Repeat each entry word for word. Leave any images out of the copy.

┄┄┄┄┄┄┄┄┄┄┄┄┄┄┄┄┄┄┄┄

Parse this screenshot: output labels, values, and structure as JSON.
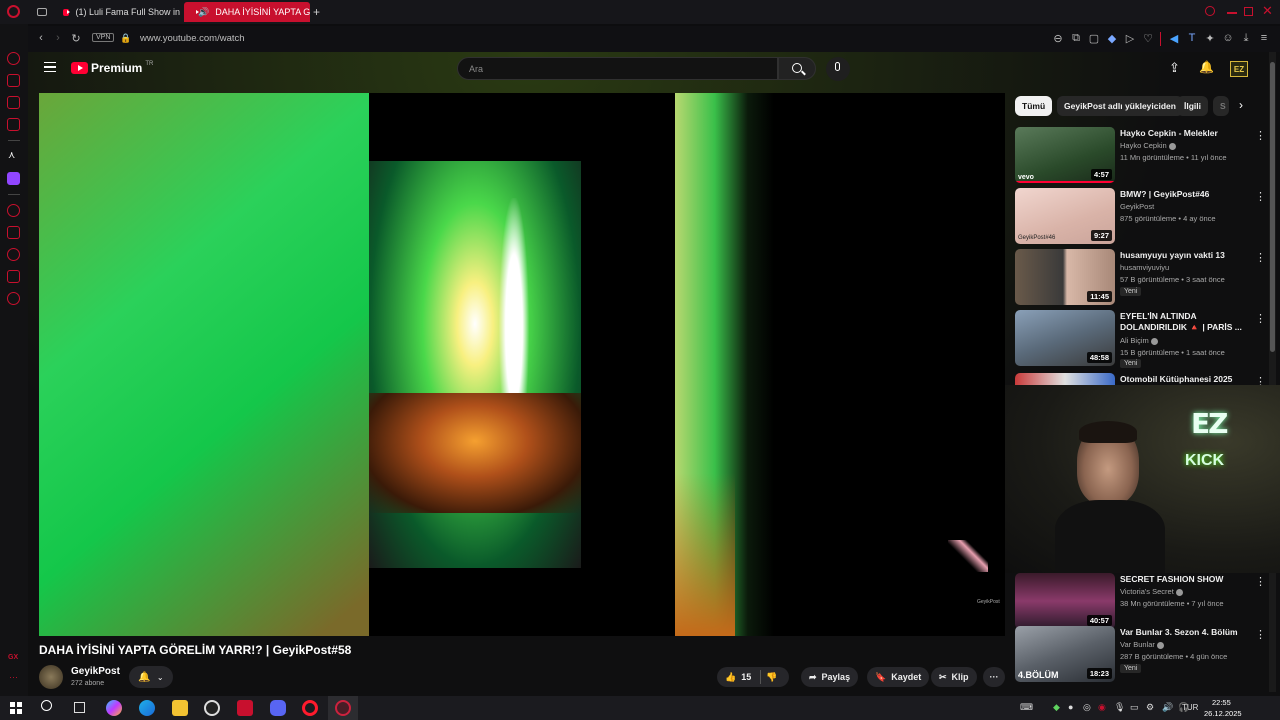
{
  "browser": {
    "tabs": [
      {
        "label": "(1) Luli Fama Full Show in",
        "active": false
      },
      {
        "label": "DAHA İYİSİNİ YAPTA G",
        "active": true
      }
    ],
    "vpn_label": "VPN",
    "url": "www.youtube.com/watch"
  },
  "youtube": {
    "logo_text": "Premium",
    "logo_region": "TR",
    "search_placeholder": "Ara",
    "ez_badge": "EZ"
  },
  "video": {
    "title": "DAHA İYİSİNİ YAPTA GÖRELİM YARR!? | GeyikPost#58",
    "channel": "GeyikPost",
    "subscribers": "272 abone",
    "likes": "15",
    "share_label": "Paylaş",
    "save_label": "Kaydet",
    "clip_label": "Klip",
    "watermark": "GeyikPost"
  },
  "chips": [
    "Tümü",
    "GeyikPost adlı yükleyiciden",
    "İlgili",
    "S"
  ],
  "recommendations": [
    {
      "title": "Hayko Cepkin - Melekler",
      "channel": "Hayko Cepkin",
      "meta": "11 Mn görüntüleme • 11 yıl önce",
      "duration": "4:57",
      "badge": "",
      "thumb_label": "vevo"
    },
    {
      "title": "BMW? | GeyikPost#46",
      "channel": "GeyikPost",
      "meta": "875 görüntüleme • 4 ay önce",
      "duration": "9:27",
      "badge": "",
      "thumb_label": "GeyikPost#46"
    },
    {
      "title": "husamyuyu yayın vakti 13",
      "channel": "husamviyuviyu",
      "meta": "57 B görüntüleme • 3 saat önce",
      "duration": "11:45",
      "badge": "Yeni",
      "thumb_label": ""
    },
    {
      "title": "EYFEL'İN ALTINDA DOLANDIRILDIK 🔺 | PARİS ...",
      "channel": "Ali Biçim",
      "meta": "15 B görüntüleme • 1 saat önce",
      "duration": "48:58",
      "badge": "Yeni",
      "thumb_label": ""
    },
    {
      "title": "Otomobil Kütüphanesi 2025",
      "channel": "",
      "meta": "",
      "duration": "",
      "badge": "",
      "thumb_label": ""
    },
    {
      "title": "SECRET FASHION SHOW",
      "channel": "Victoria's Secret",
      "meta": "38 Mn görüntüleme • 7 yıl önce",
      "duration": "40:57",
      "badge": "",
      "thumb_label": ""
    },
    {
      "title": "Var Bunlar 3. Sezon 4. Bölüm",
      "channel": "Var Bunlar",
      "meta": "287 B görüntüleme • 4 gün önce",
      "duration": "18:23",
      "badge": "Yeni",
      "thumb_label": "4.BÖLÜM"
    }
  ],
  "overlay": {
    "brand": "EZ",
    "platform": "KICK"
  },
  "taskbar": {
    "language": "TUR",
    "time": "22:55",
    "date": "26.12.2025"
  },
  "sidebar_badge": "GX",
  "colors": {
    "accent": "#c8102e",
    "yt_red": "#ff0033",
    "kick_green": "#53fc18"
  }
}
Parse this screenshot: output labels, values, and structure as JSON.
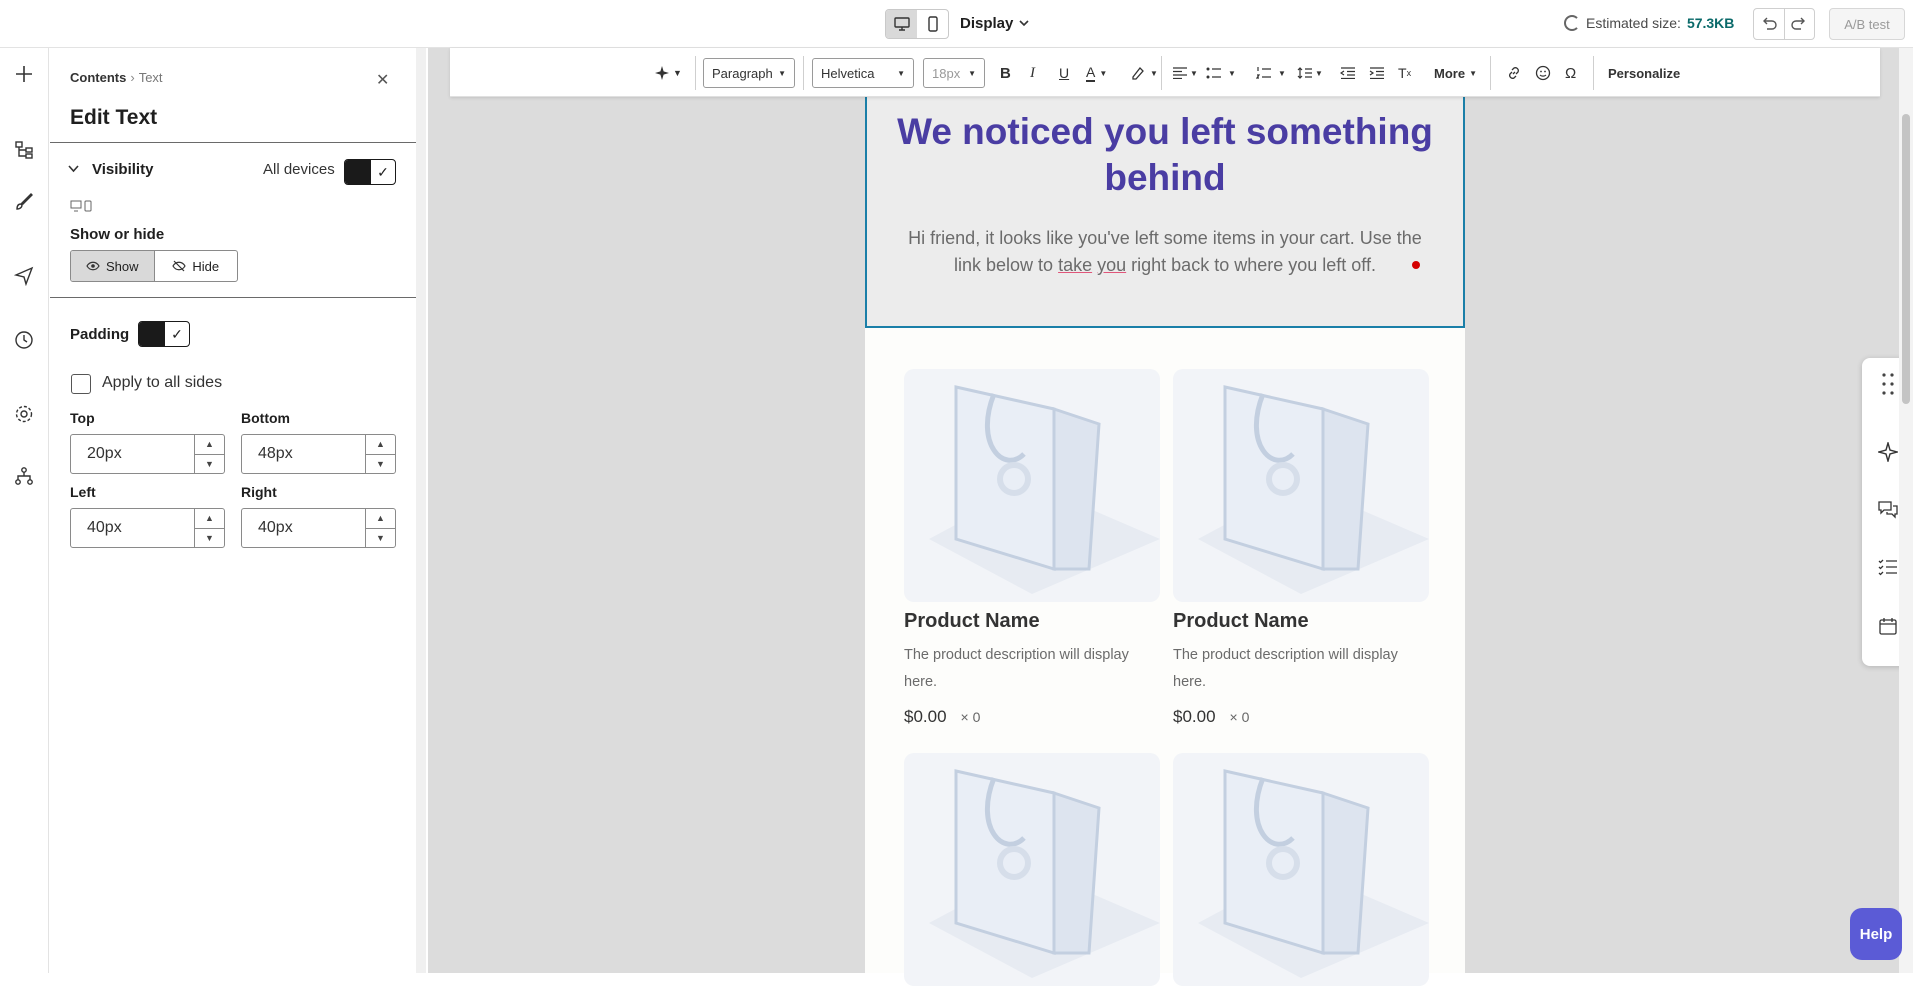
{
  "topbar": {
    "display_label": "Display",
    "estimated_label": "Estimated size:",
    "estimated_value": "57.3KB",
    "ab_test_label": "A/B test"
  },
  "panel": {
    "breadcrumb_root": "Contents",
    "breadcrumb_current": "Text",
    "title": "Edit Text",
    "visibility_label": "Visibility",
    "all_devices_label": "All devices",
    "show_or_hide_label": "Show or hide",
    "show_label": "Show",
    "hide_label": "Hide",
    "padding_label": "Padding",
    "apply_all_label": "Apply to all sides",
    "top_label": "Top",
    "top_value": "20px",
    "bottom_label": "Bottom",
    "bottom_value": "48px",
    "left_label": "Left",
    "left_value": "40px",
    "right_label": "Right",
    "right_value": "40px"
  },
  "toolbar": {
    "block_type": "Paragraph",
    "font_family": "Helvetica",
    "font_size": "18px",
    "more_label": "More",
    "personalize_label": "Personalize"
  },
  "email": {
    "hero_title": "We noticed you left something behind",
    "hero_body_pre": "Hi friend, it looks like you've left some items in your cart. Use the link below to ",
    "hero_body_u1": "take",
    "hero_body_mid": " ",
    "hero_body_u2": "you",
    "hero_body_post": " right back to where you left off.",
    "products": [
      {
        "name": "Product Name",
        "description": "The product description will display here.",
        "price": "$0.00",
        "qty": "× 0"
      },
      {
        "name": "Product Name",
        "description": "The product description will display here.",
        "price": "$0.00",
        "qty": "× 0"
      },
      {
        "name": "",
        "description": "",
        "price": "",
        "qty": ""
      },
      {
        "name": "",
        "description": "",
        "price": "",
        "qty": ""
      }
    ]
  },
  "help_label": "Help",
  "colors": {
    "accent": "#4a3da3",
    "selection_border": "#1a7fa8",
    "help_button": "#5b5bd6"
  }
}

┄┄┄┄┄┄┄┄┄┄┄┄┄┄┄┄┄┄┄┄

=== Solution to the exercise ===
Parse this screenshot: output labels, values, and structure as JSON.
{
  "browser": {
    "tabs": [
      {
        "label": "(1) Luli Fama Full Show in",
        "active": false
      },
      {
        "label": "DAHA İYİSİNİ YAPTA G",
        "active": true
      }
    ],
    "vpn_label": "VPN",
    "url": "www.youtube.com/watch"
  },
  "youtube": {
    "logo_text": "Premium",
    "logo_region": "TR",
    "search_placeholder": "Ara",
    "ez_badge": "EZ"
  },
  "video": {
    "title": "DAHA İYİSİNİ YAPTA GÖRELİM YARR!? | GeyikPost#58",
    "channel": "GeyikPost",
    "subscribers": "272 abone",
    "likes": "15",
    "share_label": "Paylaş",
    "save_label": "Kaydet",
    "clip_label": "Klip",
    "watermark": "GeyikPost"
  },
  "chips": [
    "Tümü",
    "GeyikPost adlı yükleyiciden",
    "İlgili",
    "S"
  ],
  "recommendations": [
    {
      "title": "Hayko Cepkin - Melekler",
      "channel": "Hayko Cepkin",
      "meta": "11 Mn görüntüleme • 11 yıl önce",
      "duration": "4:57",
      "badge": "",
      "thumb_label": "vevo"
    },
    {
      "title": "BMW? | GeyikPost#46",
      "channel": "GeyikPost",
      "meta": "875 görüntüleme • 4 ay önce",
      "duration": "9:27",
      "badge": "",
      "thumb_label": "GeyikPost#46"
    },
    {
      "title": "husamyuyu yayın vakti 13",
      "channel": "husamviyuviyu",
      "meta": "57 B görüntüleme • 3 saat önce",
      "duration": "11:45",
      "badge": "Yeni",
      "thumb_label": ""
    },
    {
      "title": "EYFEL'İN ALTINDA DOLANDIRILDIK 🔺 | PARİS ...",
      "channel": "Ali Biçim",
      "meta": "15 B görüntüleme • 1 saat önce",
      "duration": "48:58",
      "badge": "Yeni",
      "thumb_label": ""
    },
    {
      "title": "Otomobil Kütüphanesi 2025",
      "channel": "",
      "meta": "",
      "duration": "",
      "badge": "",
      "thumb_label": ""
    },
    {
      "title": "SECRET FASHION SHOW",
      "channel": "Victoria's Secret",
      "meta": "38 Mn görüntüleme • 7 yıl önce",
      "duration": "40:57",
      "badge": "",
      "thumb_label": ""
    },
    {
      "title": "Var Bunlar 3. Sezon 4. Bölüm",
      "channel": "Var Bunlar",
      "meta": "287 B görüntüleme • 4 gün önce",
      "duration": "18:23",
      "badge": "Yeni",
      "thumb_label": "4.BÖLÜM"
    }
  ],
  "overlay": {
    "brand": "EZ",
    "platform": "KICK"
  },
  "taskbar": {
    "language": "TUR",
    "time": "22:55",
    "date": "26.12.2025"
  },
  "sidebar_badge": "GX",
  "colors": {
    "accent": "#c8102e",
    "yt_red": "#ff0033",
    "kick_green": "#53fc18"
  }
}
Parse this screenshot: output labels, values, and structure as JSON.
{
  "topbar": {
    "display_label": "Display",
    "estimated_label": "Estimated size:",
    "estimated_value": "57.3KB",
    "ab_test_label": "A/B test"
  },
  "panel": {
    "breadcrumb_root": "Contents",
    "breadcrumb_current": "Text",
    "title": "Edit Text",
    "visibility_label": "Visibility",
    "all_devices_label": "All devices",
    "show_or_hide_label": "Show or hide",
    "show_label": "Show",
    "hide_label": "Hide",
    "padding_label": "Padding",
    "apply_all_label": "Apply to all sides",
    "top_label": "Top",
    "top_value": "20px",
    "bottom_label": "Bottom",
    "bottom_value": "48px",
    "left_label": "Left",
    "left_value": "40px",
    "right_label": "Right",
    "right_value": "40px"
  },
  "toolbar": {
    "block_type": "Paragraph",
    "font_family": "Helvetica",
    "font_size": "18px",
    "more_label": "More",
    "personalize_label": "Personalize"
  },
  "email": {
    "hero_title": "We noticed you left something behind",
    "hero_body_pre": "Hi friend, it looks like you've left some items in your cart. Use the link below to ",
    "hero_body_u1": "take",
    "hero_body_mid": " ",
    "hero_body_u2": "you",
    "hero_body_post": " right back to where you left off.",
    "products": [
      {
        "name": "Product Name",
        "description": "The product description will display here.",
        "price": "$0.00",
        "qty": "× 0"
      },
      {
        "name": "Product Name",
        "description": "The product description will display here.",
        "price": "$0.00",
        "qty": "× 0"
      },
      {
        "name": "",
        "description": "",
        "price": "",
        "qty": ""
      },
      {
        "name": "",
        "description": "",
        "price": "",
        "qty": ""
      }
    ]
  },
  "help_label": "Help",
  "colors": {
    "accent": "#4a3da3",
    "selection_border": "#1a7fa8",
    "help_button": "#5b5bd6"
  }
}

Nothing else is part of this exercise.